* Directions for this task
Report every line in the listing that contains the string "三一八起义".

* Record set
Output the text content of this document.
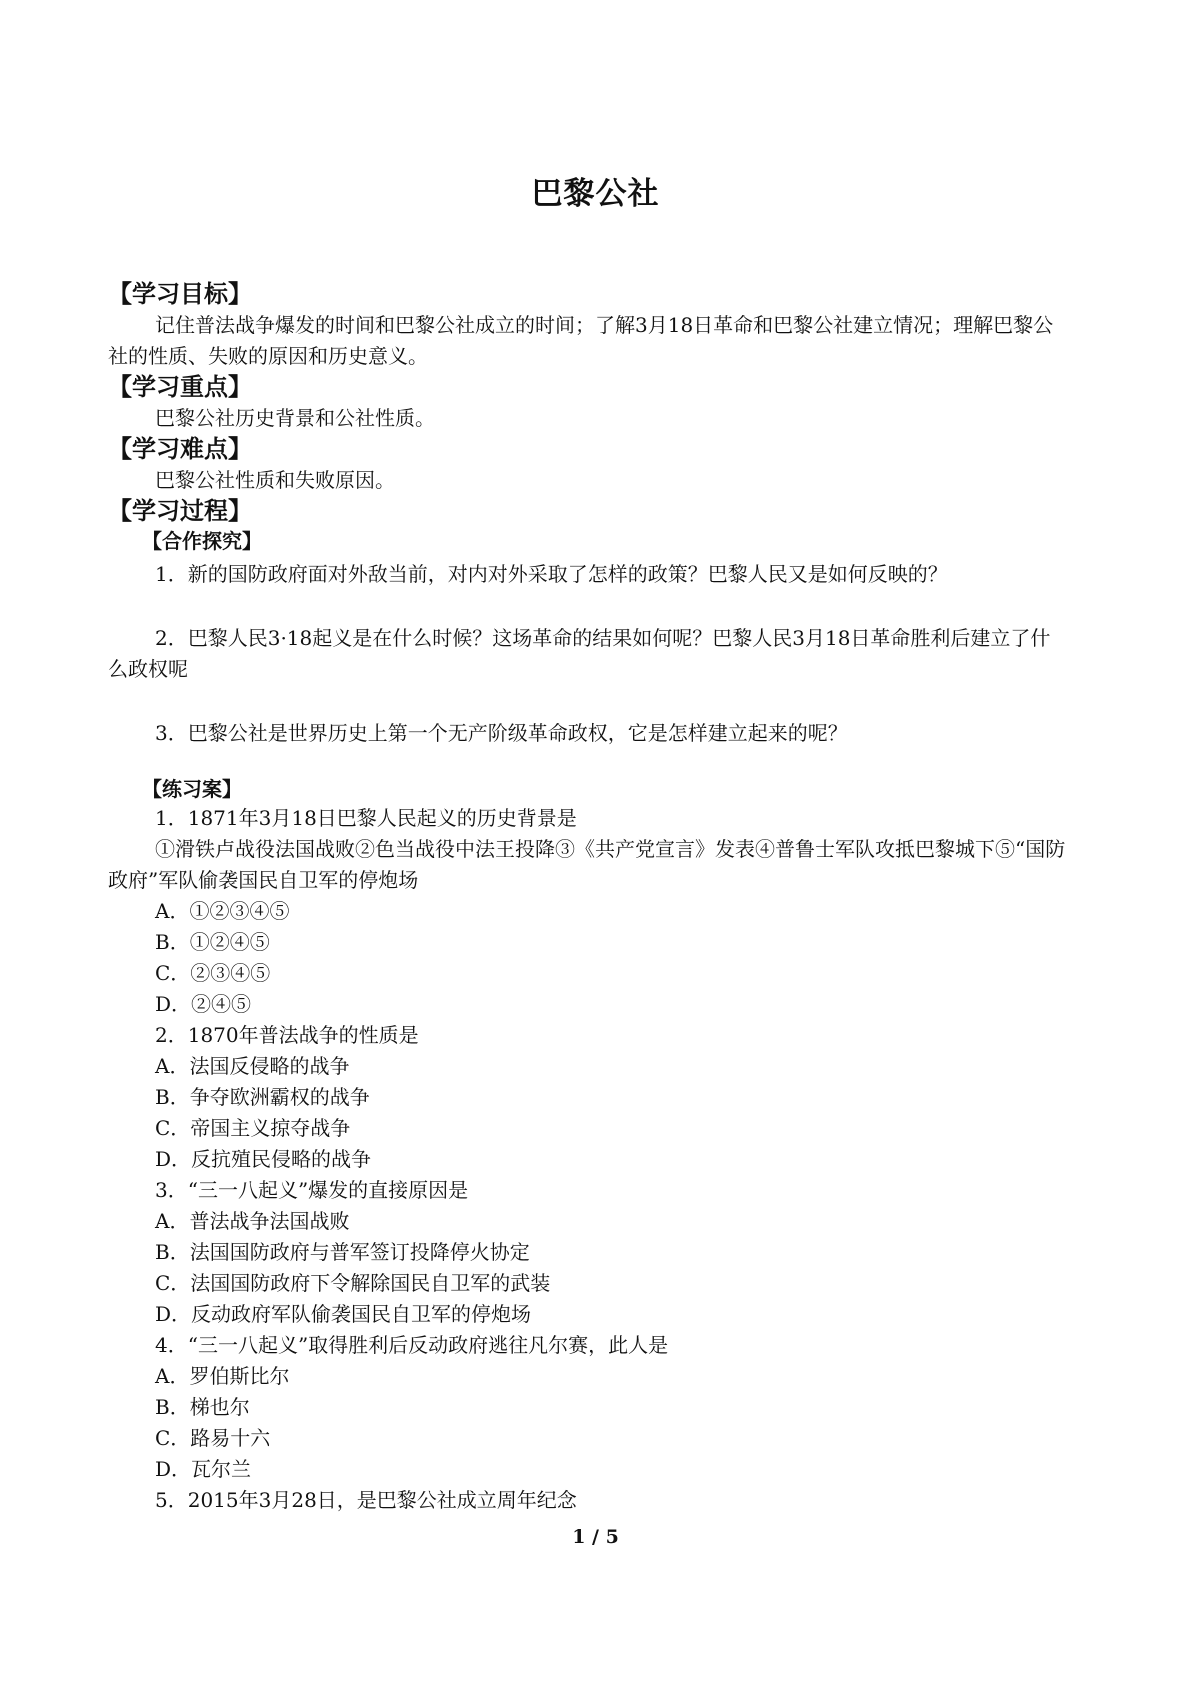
巴黎公社
【学习目标】
记住普法战争爆发的时间和巴黎公社成立的时间；了解3月18日革命和巴黎公社建立情况；理解巴黎公社的性质、失败的原因和历史意义。
【学习重点】
巴黎公社历史背景和公社性质。
【学习难点】
巴黎公社性质和失败原因。
【学习过程】
【合作探究】
1．新的国防政府面对外敌当前，对内对外采取了怎样的政策？巴黎人民又是如何反映的？
2．巴黎人民3·18起义是在什么时候？这场革命的结果如何呢？巴黎人民3月18日革命胜利后建立了什么政权呢
3．巴黎公社是世界历史上第一个无产阶级革命政权，它是怎样建立起来的呢？
【练习案】
1．1871年3月18日巴黎人民起义的历史背景是
①滑铁卢战役法国战败②色当战役中法王投降③《共产党宣言》发表④普鲁士军队攻抵巴黎城下⑤“国防政府”军队偷袭国民自卫军的停炮场
A．①②③④⑤
B．①②④⑤
C．②③④⑤
D．②④⑤
2．1870年普法战争的性质是
A．法国反侵略的战争
B．争夺欧洲霸权的战争
C．帝国主义掠夺战争
D．反抗殖民侵略的战争
3．“三一八起义”爆发的直接原因是
A．普法战争法国战败
B．法国国防政府与普军签订投降停火协定
C．法国国防政府下令解除国民自卫军的武装
D．反动政府军队偷袭国民自卫军的停炮场
4．“三一八起义”取得胜利后反动政府逃往凡尔赛，此人是
A．罗伯斯比尔
B．梯也尔
C．路易十六
D．瓦尔兰
5．2015年3月28日，是巴黎公社成立周年纪念
1 / 5
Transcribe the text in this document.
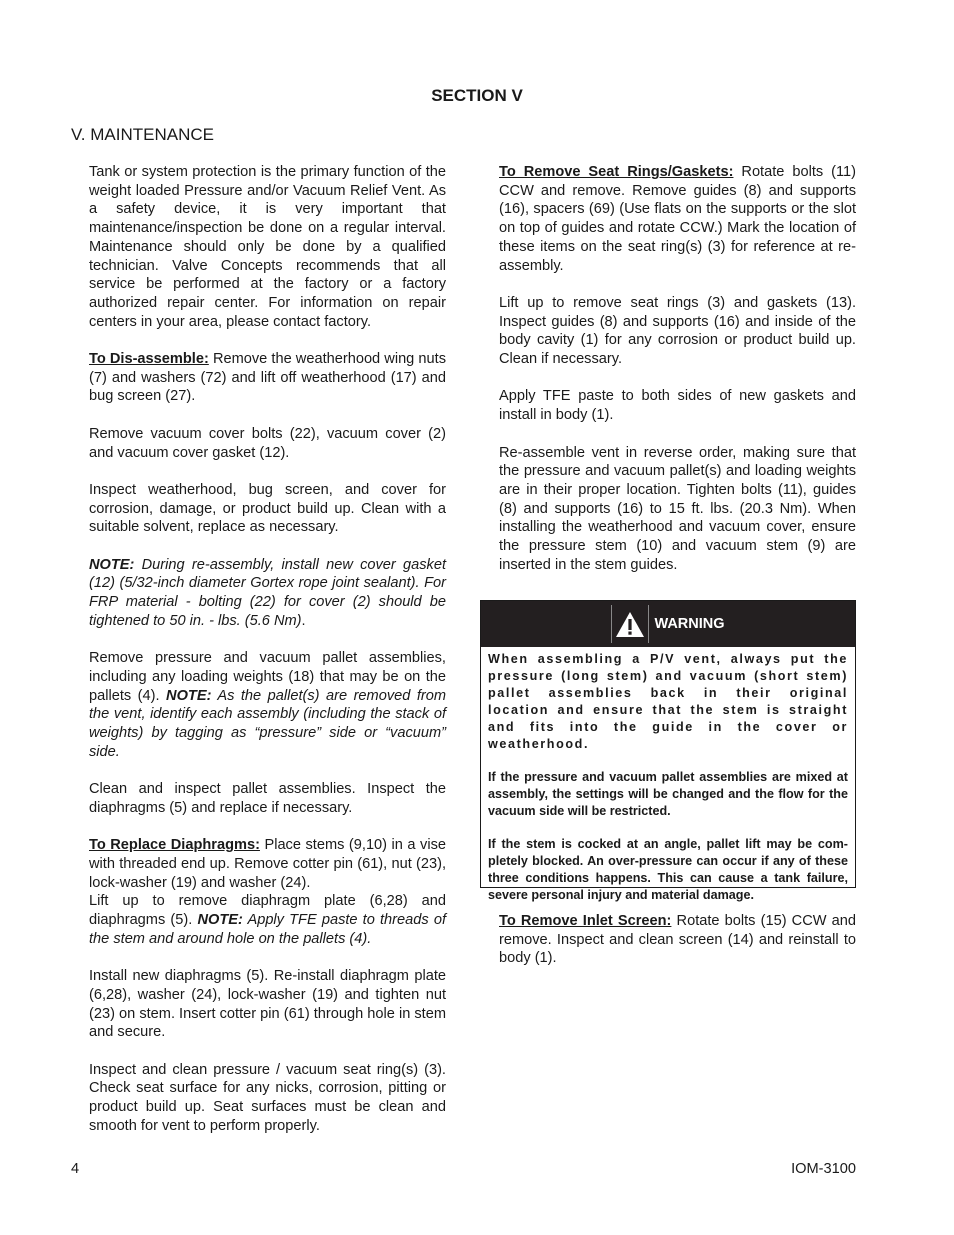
SECTION V
V. MAINTENANCE

Tank or system protection is the primary function of the weight loaded Pressure and/or Vacuum Relief Vent. As a safety device, it is very important that maintenance/inspection be done on a regular interval. Maintenance should only be done by a qualified technician. Valve Concepts recommends that all service be performed at the factory or a factory authorized repair center. For information on repair centers in your area, please contact factory.

To Dis-assemble: Remove the weatherhood wing nuts (7) and washers (72) and lift off weatherhood (17) and bug screen (27).

Remove vacuum cover bolts (22), vacuum cover (2) and vacuum cover gasket (12).

Inspect weatherhood, bug screen, and cover for corrosion, damage, or product build up. Clean with a suitable solvent, replace as necessary.

NOTE: During re-assembly, install new cover gasket (12) (5/32-inch diameter Gortex rope joint sealant). For FRP material - bolting (22) for cover (2) should be tightened to 50 in. - lbs. (5.6 Nm).

Remove pressure and vacuum pallet assemblies, including any loading weights (18) that may be on the pallets (4). NOTE: As the pallet(s) are removed from the vent, identify each assembly (including the stack of weights) by tagging as “pressure” side or “vacuum” side.

Clean and inspect pallet assemblies. Inspect the diaphragms (5) and replace if necessary.

To Replace Diaphragms: Place stems (9,10) in a vise with threaded end up. Remove cotter pin (61), nut (23), lock-washer (19) and washer (24).

Lift up to remove diaphragm plate (6,28) and diaphragms (5). NOTE: Apply TFE paste to threads of the stem and around hole on the pallets (4).

Install new diaphragms (5). Re-install diaphragm plate (6,28), washer (24), lock-washer (19) and tighten nut (23) on stem. Insert cotter pin (61) through hole in stem and secure.

Inspect and clean pressure / vacuum seat ring(s) (3). Check seat surface for any nicks, corrosion, pitting or product build up. Seat surfaces must be clean and smooth for vent to perform properly.

To Remove Seat Rings/Gaskets: Rotate bolts (11) CCW and remove. Remove guides (8) and supports (16), spacers (69) (Use flats on the supports or the slot on top of guides and rotate CCW.) Mark the location of these items on the seat ring(s) (3) for reference at re-assembly.

Lift up to remove seat rings (3) and gaskets (13). Inspect guides (8) and supports (16) and inside of the body cavity (1) for any corrosion or product build up. Clean if necessary.

Apply TFE paste to both sides of new gaskets and install in body (1).

Re-assemble vent in reverse order, making sure that the pressure and vacuum pallet(s) and loading weights are in their proper location. Tighten bolts (11), guides (8) and supports (16) to 15 ft. lbs. (20.3 Nm). When installing the weatherhood and vacuum cover, ensure the pressure stem (10) and vacuum stem (9) are inserted in the stem guides.

WARNING

When assembling a P/V vent, always put the pressure (long stem) and vacuum (short stem) pallet assemblies back in their original location and ensure that the stem is straight and fits into the guide in the cover or weatherhood.

If the pressure and vacuum pallet assemblies are mixed at assembly, the settings will be changed and the flow for the vacuum side will be restricted.

If the stem is cocked at an angle, pallet lift may be com-pletely blocked. An over-pressure can occur if any of these three conditions happens. This can cause a tank failure, severe personal injury and material damage.

To Remove Inlet Screen: Rotate bolts (15) CCW and remove. Inspect and clean screen (14) and reinstall to body (1).
4	IOM-3100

* Written response
3．“三一八起义”爆发的直接原因是
4．“三一八起义”取得胜利后反动政府逃往凡尔赛，此人是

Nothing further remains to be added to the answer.